_WHAT YOU SHOULD DO_
Using the records below, locate all lines containing "ENTER" and return them.
.....
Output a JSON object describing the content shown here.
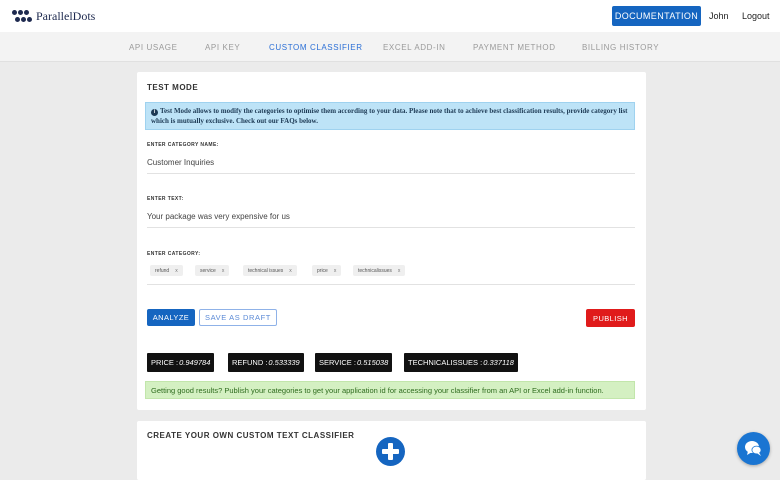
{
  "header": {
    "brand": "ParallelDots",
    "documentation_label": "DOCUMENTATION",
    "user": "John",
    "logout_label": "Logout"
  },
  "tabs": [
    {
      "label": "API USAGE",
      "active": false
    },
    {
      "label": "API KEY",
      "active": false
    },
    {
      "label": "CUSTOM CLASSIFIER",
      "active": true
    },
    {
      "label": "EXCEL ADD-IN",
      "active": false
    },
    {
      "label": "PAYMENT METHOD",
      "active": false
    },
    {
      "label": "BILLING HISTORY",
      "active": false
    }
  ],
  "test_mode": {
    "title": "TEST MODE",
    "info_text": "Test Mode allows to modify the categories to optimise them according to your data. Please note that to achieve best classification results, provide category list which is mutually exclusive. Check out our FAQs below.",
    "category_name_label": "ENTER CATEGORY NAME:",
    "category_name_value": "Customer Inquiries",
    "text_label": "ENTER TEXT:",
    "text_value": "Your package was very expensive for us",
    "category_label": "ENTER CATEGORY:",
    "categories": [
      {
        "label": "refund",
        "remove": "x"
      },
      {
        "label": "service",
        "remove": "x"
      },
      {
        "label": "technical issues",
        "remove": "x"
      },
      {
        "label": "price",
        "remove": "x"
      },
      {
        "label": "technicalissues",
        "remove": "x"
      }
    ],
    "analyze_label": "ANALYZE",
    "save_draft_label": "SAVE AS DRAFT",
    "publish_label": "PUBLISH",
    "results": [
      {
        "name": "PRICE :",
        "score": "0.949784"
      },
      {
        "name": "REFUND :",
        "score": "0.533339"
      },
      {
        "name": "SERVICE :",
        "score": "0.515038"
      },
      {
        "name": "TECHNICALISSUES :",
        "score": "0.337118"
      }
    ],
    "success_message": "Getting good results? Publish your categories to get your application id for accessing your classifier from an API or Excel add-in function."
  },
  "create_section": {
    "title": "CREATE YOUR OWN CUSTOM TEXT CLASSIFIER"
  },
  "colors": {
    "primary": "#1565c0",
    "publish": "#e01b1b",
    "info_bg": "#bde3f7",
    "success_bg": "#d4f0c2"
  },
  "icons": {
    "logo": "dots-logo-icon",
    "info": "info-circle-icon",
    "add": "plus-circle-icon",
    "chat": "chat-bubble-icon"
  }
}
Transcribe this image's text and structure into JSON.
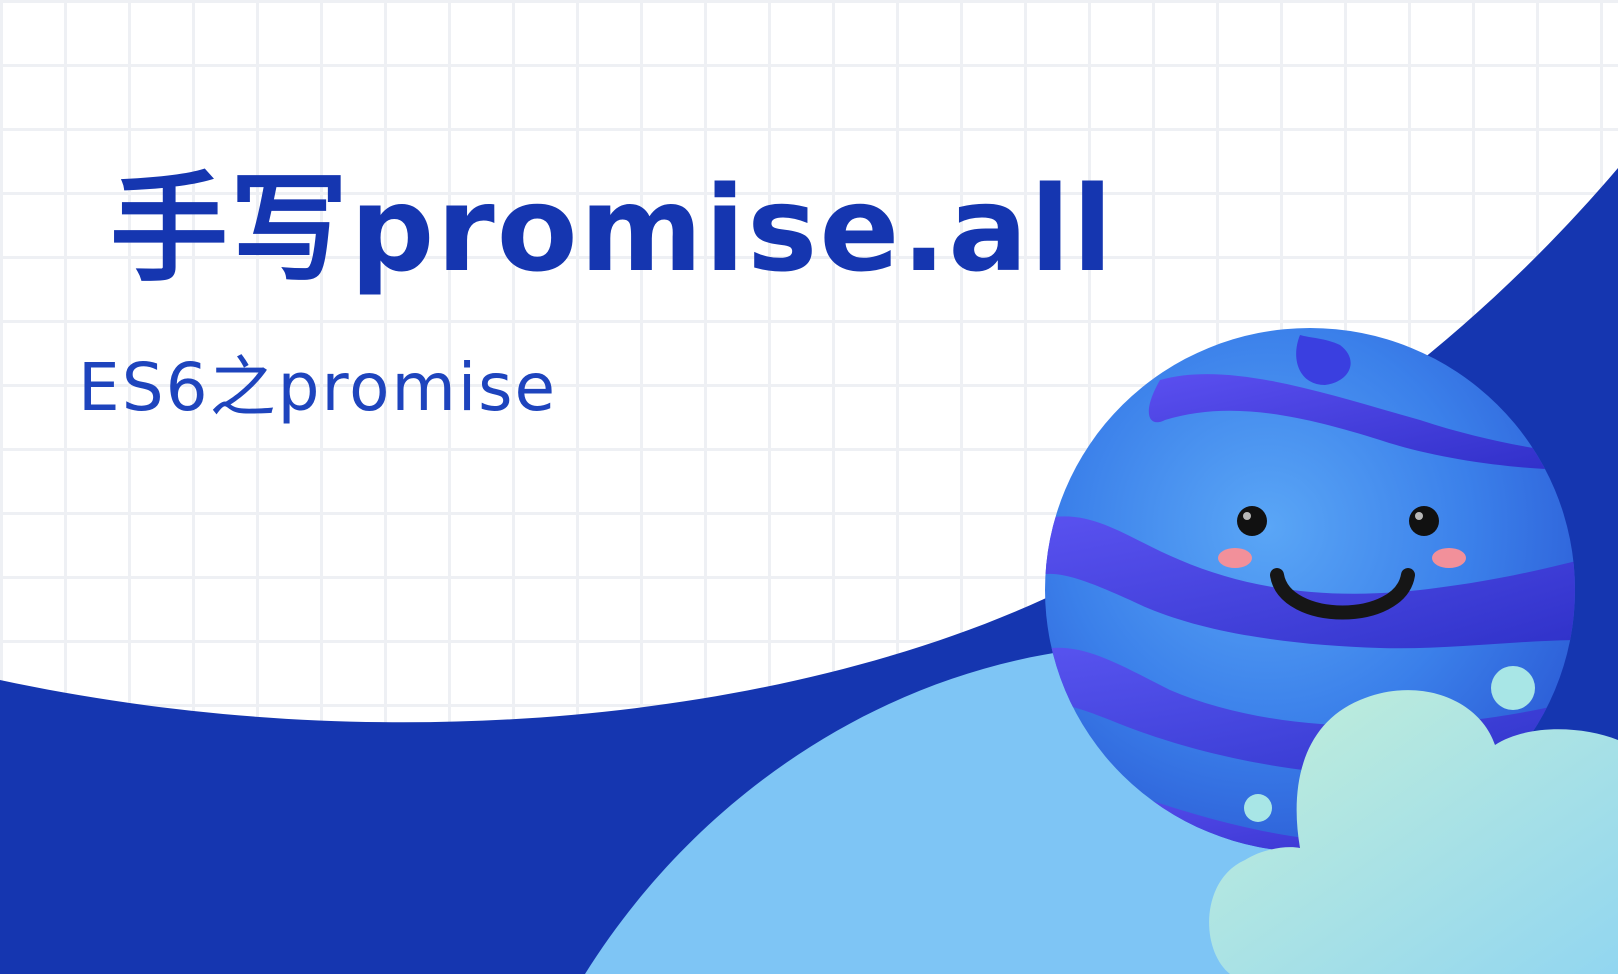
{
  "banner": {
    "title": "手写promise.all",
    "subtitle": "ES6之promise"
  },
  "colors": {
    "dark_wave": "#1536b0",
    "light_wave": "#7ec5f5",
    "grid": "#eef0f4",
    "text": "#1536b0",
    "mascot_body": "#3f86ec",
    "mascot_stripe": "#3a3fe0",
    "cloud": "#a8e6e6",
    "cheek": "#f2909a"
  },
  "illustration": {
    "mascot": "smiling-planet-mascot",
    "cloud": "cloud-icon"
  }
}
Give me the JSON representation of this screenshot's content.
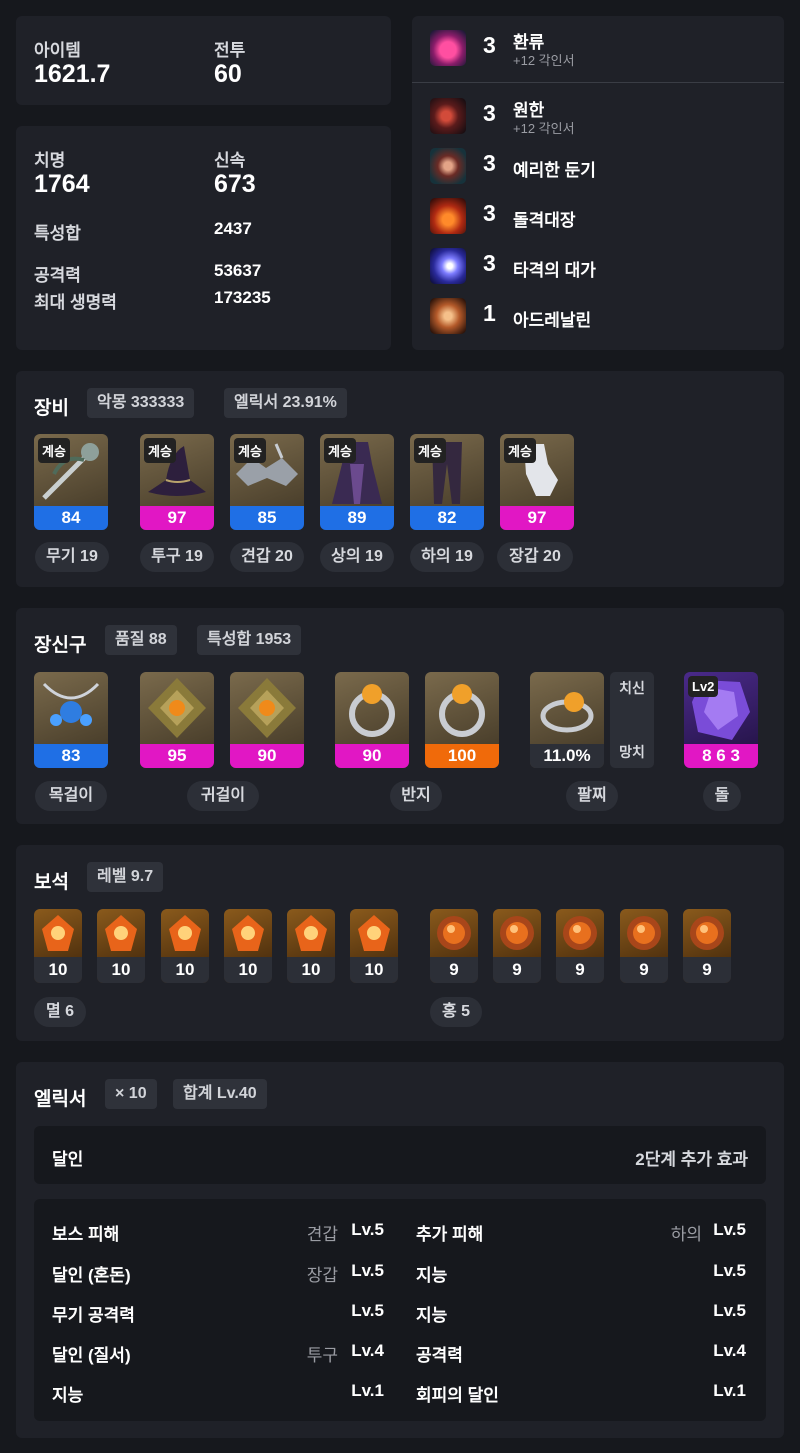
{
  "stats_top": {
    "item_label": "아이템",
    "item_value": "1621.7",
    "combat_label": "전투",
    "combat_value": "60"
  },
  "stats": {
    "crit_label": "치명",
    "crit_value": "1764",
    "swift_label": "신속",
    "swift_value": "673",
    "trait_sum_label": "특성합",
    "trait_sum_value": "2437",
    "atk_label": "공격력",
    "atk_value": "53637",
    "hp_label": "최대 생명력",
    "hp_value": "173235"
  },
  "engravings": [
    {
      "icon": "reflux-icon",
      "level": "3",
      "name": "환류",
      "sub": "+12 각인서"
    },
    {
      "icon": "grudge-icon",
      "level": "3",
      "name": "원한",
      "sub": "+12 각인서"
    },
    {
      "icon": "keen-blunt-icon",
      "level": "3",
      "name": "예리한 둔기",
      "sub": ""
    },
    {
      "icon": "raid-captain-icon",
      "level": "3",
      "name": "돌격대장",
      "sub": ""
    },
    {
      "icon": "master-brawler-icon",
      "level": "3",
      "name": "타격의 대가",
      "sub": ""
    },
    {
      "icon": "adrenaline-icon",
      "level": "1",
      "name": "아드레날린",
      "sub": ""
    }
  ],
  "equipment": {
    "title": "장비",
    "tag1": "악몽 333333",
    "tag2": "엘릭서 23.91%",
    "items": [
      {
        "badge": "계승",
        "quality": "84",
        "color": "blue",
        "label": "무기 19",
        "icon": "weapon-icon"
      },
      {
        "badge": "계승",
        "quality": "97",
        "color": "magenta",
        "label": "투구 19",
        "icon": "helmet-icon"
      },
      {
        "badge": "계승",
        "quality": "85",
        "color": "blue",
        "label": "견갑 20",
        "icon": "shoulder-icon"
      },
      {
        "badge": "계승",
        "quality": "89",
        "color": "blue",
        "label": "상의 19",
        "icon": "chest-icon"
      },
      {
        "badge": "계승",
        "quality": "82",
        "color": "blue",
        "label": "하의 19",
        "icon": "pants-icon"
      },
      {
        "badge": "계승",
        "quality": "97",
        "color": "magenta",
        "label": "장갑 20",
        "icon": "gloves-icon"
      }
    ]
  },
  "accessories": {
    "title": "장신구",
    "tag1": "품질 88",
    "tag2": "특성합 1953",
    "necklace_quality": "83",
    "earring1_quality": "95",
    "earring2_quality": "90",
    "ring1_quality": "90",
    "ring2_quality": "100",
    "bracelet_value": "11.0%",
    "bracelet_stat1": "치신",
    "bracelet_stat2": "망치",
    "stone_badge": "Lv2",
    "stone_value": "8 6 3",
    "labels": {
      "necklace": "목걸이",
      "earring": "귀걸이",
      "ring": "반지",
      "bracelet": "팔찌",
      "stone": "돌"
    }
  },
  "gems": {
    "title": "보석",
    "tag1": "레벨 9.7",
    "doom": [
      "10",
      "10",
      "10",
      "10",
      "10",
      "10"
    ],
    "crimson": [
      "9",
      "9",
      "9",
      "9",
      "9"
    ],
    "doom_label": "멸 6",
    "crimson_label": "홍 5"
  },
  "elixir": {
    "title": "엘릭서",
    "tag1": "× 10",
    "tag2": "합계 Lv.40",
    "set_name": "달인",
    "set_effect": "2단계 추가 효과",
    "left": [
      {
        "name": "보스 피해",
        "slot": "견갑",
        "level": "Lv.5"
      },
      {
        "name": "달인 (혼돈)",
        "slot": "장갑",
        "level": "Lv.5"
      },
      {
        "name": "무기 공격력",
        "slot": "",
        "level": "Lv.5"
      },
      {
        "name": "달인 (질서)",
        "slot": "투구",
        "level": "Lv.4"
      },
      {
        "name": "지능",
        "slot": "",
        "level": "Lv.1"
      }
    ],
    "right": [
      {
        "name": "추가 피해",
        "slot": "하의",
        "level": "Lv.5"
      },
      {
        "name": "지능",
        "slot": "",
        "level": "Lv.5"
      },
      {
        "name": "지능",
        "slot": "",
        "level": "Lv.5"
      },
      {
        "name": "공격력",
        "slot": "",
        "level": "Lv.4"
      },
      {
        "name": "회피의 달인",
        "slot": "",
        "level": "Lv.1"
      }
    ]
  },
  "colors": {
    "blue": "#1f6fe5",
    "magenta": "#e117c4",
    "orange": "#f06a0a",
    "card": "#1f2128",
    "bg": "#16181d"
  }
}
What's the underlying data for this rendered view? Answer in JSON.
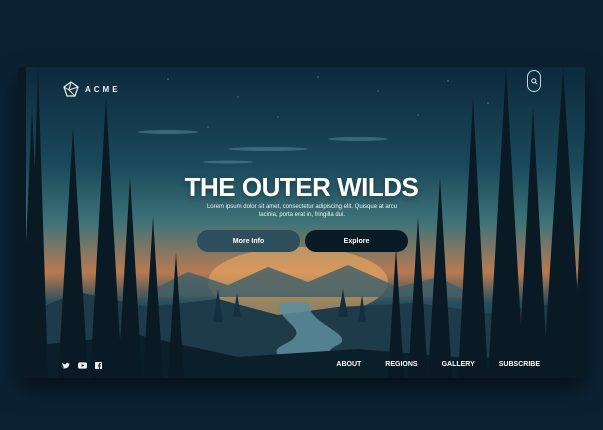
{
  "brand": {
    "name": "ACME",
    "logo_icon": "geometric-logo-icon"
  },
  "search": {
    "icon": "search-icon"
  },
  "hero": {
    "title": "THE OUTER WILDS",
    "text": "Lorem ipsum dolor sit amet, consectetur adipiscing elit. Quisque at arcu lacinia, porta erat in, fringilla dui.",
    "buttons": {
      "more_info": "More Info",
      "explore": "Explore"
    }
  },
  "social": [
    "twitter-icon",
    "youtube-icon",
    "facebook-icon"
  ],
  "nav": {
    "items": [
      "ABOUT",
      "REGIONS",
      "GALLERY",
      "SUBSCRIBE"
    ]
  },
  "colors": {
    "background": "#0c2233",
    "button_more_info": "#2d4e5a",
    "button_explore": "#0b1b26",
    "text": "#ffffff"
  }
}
.....
_IN RESPONSE_
    "category_name_label": "ENTER CATEGORY NAME:",
    "text_label": "ENTER TEXT:",
    "category_label": "ENTER CATEGORY:",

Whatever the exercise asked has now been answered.